Given instruction: Take the data below and repeat it exactly.

====== Exercise material ======

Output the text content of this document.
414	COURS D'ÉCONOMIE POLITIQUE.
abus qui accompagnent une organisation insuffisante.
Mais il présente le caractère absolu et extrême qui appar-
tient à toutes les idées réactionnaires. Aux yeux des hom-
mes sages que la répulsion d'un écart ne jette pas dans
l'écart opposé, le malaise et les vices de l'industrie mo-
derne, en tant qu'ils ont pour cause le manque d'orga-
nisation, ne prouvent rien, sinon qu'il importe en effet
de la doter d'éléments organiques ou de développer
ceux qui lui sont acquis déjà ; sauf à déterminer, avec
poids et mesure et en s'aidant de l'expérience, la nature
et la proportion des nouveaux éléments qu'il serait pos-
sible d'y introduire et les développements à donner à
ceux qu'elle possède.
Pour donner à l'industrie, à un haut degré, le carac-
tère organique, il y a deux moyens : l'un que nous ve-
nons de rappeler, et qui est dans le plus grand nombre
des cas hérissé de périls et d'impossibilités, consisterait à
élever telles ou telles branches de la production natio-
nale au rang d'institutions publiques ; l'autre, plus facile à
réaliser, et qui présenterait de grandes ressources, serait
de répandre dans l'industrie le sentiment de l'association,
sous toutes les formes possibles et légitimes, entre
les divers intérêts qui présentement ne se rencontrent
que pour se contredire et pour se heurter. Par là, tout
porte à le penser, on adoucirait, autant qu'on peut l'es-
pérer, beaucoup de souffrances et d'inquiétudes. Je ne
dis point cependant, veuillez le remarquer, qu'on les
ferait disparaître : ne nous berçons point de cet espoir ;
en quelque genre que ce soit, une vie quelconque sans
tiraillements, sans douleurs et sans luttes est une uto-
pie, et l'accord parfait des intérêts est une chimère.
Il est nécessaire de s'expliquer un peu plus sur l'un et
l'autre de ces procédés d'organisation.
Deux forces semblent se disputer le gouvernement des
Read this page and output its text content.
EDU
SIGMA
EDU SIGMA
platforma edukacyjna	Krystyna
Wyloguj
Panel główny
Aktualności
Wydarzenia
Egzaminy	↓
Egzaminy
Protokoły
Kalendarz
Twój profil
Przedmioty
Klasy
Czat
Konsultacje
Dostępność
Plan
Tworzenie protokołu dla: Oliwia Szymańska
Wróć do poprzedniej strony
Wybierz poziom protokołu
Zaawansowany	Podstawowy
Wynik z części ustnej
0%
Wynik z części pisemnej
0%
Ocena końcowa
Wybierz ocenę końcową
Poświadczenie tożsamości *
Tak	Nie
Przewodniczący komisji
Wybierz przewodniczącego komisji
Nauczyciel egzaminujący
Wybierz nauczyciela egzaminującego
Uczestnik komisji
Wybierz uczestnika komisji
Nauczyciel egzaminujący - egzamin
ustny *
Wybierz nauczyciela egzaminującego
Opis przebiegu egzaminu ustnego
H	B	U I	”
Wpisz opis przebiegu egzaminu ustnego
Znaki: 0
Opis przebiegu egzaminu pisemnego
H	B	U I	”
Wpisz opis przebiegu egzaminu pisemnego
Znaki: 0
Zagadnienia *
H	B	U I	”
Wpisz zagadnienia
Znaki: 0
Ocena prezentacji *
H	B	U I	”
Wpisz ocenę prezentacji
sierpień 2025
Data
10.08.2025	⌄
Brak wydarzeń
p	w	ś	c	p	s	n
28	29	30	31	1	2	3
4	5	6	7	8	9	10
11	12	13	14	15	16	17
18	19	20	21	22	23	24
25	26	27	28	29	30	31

======

Written reply:
Output the text content of this document.
414	COURS D'ÉCONOMIE POLITIQUE.
abus qui accompagnent une organisation insuffisante.
Mais il présente le caractère absolu et extrême qui appar-
tient à toutes les idées réactionnaires. Aux yeux des hom-
mes sages que la répulsion d'un écart ne jette pas dans
l'écart opposé, le malaise et les vices de l'industrie mo-
derne, en tant qu'ils ont pour cause le manque d'orga-
nisation, ne prouvent rien, sinon qu'il importe en effet
de la doter d'éléments organiques ou de développer
ceux qui lui sont acquis déjà ; sauf à déterminer, avec
poids et mesure et en s'aidant de l'expérience, la nature
et la proportion des nouveaux éléments qu'il serait pos-
sible d'y introduire et les développements à donner à
ceux qu'elle possède.
Pour donner à l'industrie, à un haut degré, le carac-
tère organique, il y a deux moyens : l'un que nous ve-
nons de rappeler, et qui est dans le plus grand nombre
des cas hérissé de périls et d'impossibilités, consisterait à
élever telles ou telles branches de la production natio-
nale au rang d'institutions publiques ; l'autre, plus facile à
réaliser, et qui présenterait de grandes ressources, serait
de répandre dans l'industrie le sentiment de l'association,
sous toutes les formes possibles et légitimes, entre
les divers intérêts qui présentement ne se rencontrent
que pour se contredire et pour se heurter. Par là, tout
porte à le penser, on adoucirait, autant qu'on peut l'es-
pérer, beaucoup de souffrances et d'inquiétudes. Je ne
dis point cependant, veuillez le remarquer, qu'on les
ferait disparaître : ne nous berçons point de cet espoir ;
en quelque genre que ce soit, une vie quelconque sans
tiraillements, sans douleurs et sans luttes est une uto-
pie, et l'accord parfait des intérêts est une chimère.
Il est nécessaire de s'expliquer un peu plus sur l'un et
l'autre de ces procédés d'organisation.
Deux forces semblent se disputer le gouvernement des
Read this page and output its text content.
EDU
SIGMA
EDU SIGMA
platforma edukacyjna	Krystyna
Wyloguj
Panel główny
Aktualności
Wydarzenia
Egzaminy	↓
Egzaminy
Protokoły
Kalendarz
Twój profil
Przedmioty
Klasy
Czat
Konsultacje
Dostępność
Plan
Tworzenie protokołu dla: Oliwia Szymańska
Wróć do poprzedniej strony
Wybierz poziom protokołu
Zaawansowany	Podstawowy
Wynik z części ustnej
0%
Wynik z części pisemnej
0%
Ocena końcowa
Wybierz ocenę końcową
Poświadczenie tożsamości *
Tak	Nie
Przewodniczący komisji
Wybierz przewodniczącego komisji
Nauczyciel egzaminujący
Wybierz nauczyciela egzaminującego
Uczestnik komisji
Wybierz uczestnika komisji
Nauczyciel egzaminujący - egzamin
ustny *
Wybierz nauczyciela egzaminującego
Opis przebiegu egzaminu ustnego
H	B	U I	”
Wpisz opis przebiegu egzaminu ustnego
Znaki: 0
Opis przebiegu egzaminu pisemnego
H	B	U I	”
Wpisz opis przebiegu egzaminu pisemnego
Znaki: 0
Zagadnienia *
H	B	U I	”
Wpisz zagadnienia
Znaki: 0
Ocena prezentacji *
H	B	U I	”
Wpisz ocenę prezentacji
sierpień 2025
Data
10.08.2025	⌄
Brak wydarzeń
p	w	ś	c	p	s	n
28	29	30	31	1	2	3
4	5	6	7	8	9	10
11	12	13	14	15	16	17
18	19	20	21	22	23	24
25	26	27	28	29	30	31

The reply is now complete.